— START OF RECORDED INFORMATION —

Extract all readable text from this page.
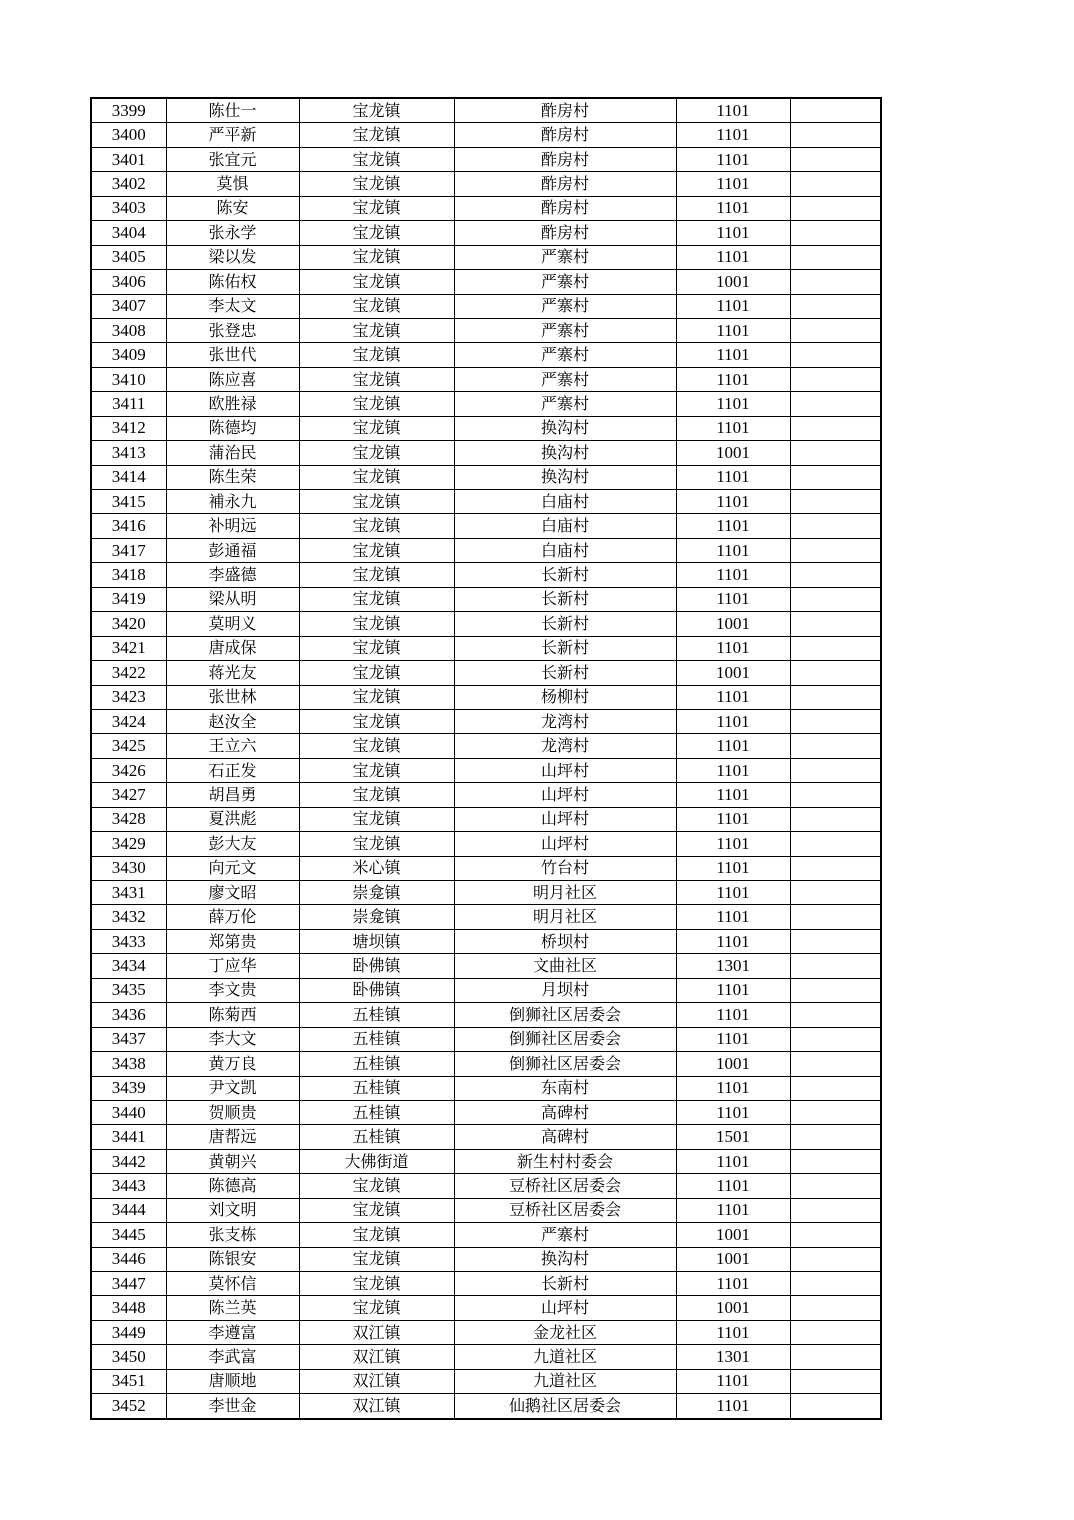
3399	陈仕一	宝龙镇	酢房村	1101	
3400	严平新	宝龙镇	酢房村	1101	
3401	张宜元	宝龙镇	酢房村	1101	
3402	莫惧	宝龙镇	酢房村	1101	
3403	陈安	宝龙镇	酢房村	1101	
3404	张永学	宝龙镇	酢房村	1101	
3405	梁以发	宝龙镇	严寨村	1101	
3406	陈佑权	宝龙镇	严寨村	1001	
3407	李太文	宝龙镇	严寨村	1101	
3408	张登忠	宝龙镇	严寨村	1101	
3409	张世代	宝龙镇	严寨村	1101	
3410	陈应喜	宝龙镇	严寨村	1101	
3411	欧胜禄	宝龙镇	严寨村	1101	
3412	陈德均	宝龙镇	换沟村	1101	
3413	蒲治民	宝龙镇	换沟村	1001	
3414	陈生荣	宝龙镇	换沟村	1101	
3415	補永九	宝龙镇	白庙村	1101	
3416	补明远	宝龙镇	白庙村	1101	
3417	彭通福	宝龙镇	白庙村	1101	
3418	李盛德	宝龙镇	长新村	1101	
3419	梁从明	宝龙镇	长新村	1101	
3420	莫明义	宝龙镇	长新村	1001	
3421	唐成保	宝龙镇	长新村	1101	
3422	蒋光友	宝龙镇	长新村	1001	
3423	张世林	宝龙镇	杨柳村	1101	
3424	赵汝全	宝龙镇	龙湾村	1101	
3425	王立六	宝龙镇	龙湾村	1101	
3426	石正发	宝龙镇	山坪村	1101	
3427	胡昌勇	宝龙镇	山坪村	1101	
3428	夏洪彪	宝龙镇	山坪村	1101	
3429	彭大友	宝龙镇	山坪村	1101	
3430	向元文	米心镇	竹台村	1101	
3431	廖文昭	崇龛镇	明月社区	1101	
3432	薛万伦	崇龛镇	明月社区	1101	
3433	郑第贵	塘坝镇	桥坝村	1101	
3434	丁应华	卧佛镇	文曲社区	1301	
3435	李文贵	卧佛镇	月坝村	1101	
3436	陈菊西	五桂镇	倒狮社区居委会	1101	
3437	李大文	五桂镇	倒狮社区居委会	1101	
3438	黄万良	五桂镇	倒狮社区居委会	1001	
3439	尹文凯	五桂镇	东南村	1101	
3440	贺顺贵	五桂镇	高碑村	1101	
3441	唐帮远	五桂镇	高碑村	1501	
3442	黄朝兴	大佛街道	新生村村委会	1101	
3443	陈德高	宝龙镇	豆桥社区居委会	1101	
3444	刘文明	宝龙镇	豆桥社区居委会	1101	
3445	张支栋	宝龙镇	严寨村	1001	
3446	陈银安	宝龙镇	换沟村	1001	
3447	莫怀信	宝龙镇	长新村	1101	
3448	陈兰英	宝龙镇	山坪村	1001	
3449	李遵富	双江镇	金龙社区	1101	
3450	李武富	双江镇	九道社区	1301	
3451	唐顺地	双江镇	九道社区	1101	
3452	李世金	双江镇	仙鹅社区居委会	1101	
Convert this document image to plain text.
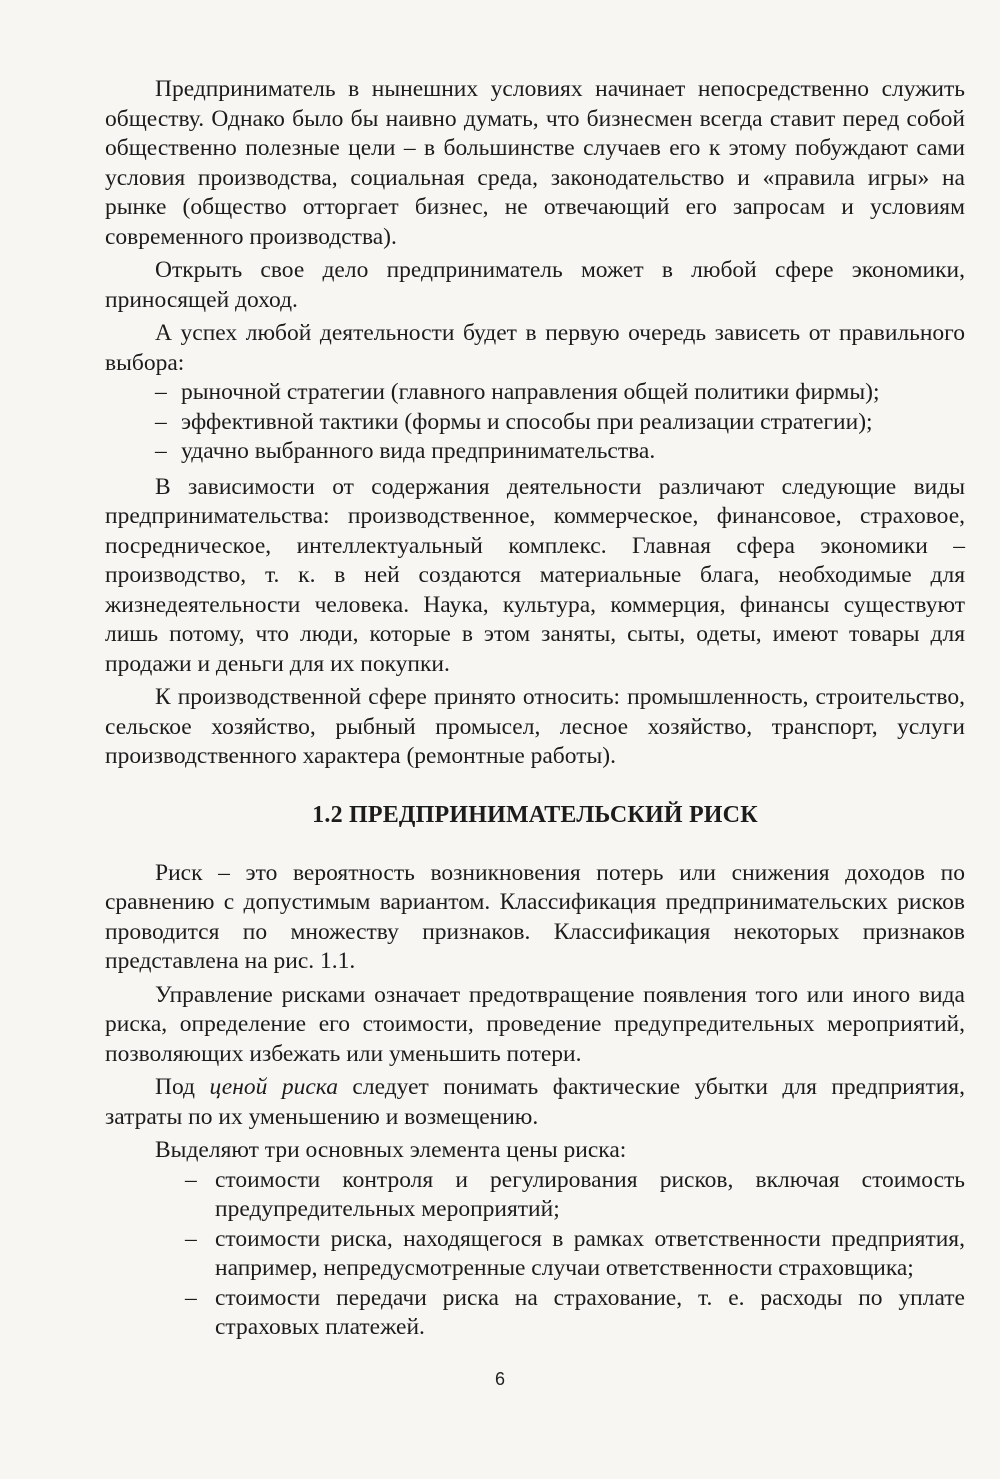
Предприниматель в нынешних условиях начинает непосредственно служить обществу. Однако было бы наивно думать, что бизнесмен всегда ставит перед собой общественно полезные цели – в большинстве случаев его к этому побуждают сами условия производства, социальная среда, законодательство и «правила игры» на рынке (общество отторгает бизнес, не отвечающий его запросам и условиям современного производства).

Открыть свое дело предприниматель может в любой сфере экономики, приносящей доход.

А успех любой деятельности будет в первую очередь зависеть от правильного выбора:

– рыночной стратегии (главного направления общей политики фирмы);
– эффективной тактики (формы и способы при реализации стратегии);
– удачно выбранного вида предпринимательства.

В зависимости от содержания деятельности различают следующие виды предпринимательства: производственное, коммерческое, финансовое, страховое, посредническое, интеллектуальный комплекс. Главная сфера экономики – производство, т. к. в ней создаются материальные блага, необходимые для жизнедеятельности человека. Наука, культура, коммерция, финансы существуют лишь потому, что люди, которые в этом заняты, сыты, одеты, имеют товары для продажи и деньги для их покупки.

К производственной сфере принято относить: промышленность, строительство, сельское хозяйство, рыбный промысел, лесное хозяйство, транспорт, услуги производственного характера (ремонтные работы).

1.2 ПРЕДПРИНИМАТЕЛЬСКИЙ РИСК

Риск – это вероятность возникновения потерь или снижения доходов по сравнению с допустимым вариантом. Классификация предпринимательских рисков проводится по множеству признаков. Классификация некоторых признаков представлена на рис. 1.1.

Управление рисками означает предотвращение появления того или иного вида риска, определение его стоимости, проведение предупредительных мероприятий, позволяющих избежать или уменьшить потери.

Под ценой риска следует понимать фактические убытки для предприятия, затраты по их уменьшению и возмещению.

Выделяют три основных элемента цены риска:

– стоимости контроля и регулирования рисков, включая стоимость предупредительных мероприятий;
– стоимости риска, находящегося в рамках ответственности предприятия, например, непредусмотренные случаи ответственности страховщика;
– стоимости передачи риска на страхование, т. е. расходы по уплате страховых платежей.
6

— END OF RECORDED INFORMATION —

Of the lines in this material, state how many hold the string "предпринимательства". Write no other words.

2